** Record list **
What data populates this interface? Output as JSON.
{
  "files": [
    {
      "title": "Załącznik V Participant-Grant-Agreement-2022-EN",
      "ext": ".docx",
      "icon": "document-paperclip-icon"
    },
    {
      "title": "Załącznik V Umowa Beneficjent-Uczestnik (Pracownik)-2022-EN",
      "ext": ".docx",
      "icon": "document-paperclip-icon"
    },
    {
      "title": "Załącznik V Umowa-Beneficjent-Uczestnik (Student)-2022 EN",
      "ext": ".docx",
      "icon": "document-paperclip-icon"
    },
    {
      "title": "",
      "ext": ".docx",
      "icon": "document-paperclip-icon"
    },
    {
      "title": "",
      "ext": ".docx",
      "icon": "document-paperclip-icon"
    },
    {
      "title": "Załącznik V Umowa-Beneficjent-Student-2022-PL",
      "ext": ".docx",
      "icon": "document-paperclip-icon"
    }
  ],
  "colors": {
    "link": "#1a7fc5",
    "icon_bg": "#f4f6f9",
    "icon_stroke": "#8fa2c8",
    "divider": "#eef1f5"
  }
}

** Problem **
Examine the records and pull out every line where the string "title" occurs.

** Response for this exercise **
      "title": "Załącznik V Participant-Grant-Agreement-2022-EN",
      "title": "Załącznik V Umowa Beneficjent-Uczestnik (Pracownik)-2022-EN",
      "title": "Załącznik V Umowa-Beneficjent-Uczestnik (Student)-2022 EN",
      "title": "",
      "title": "",
      "title": "Załącznik V Umowa-Beneficjent-Student-2022-PL",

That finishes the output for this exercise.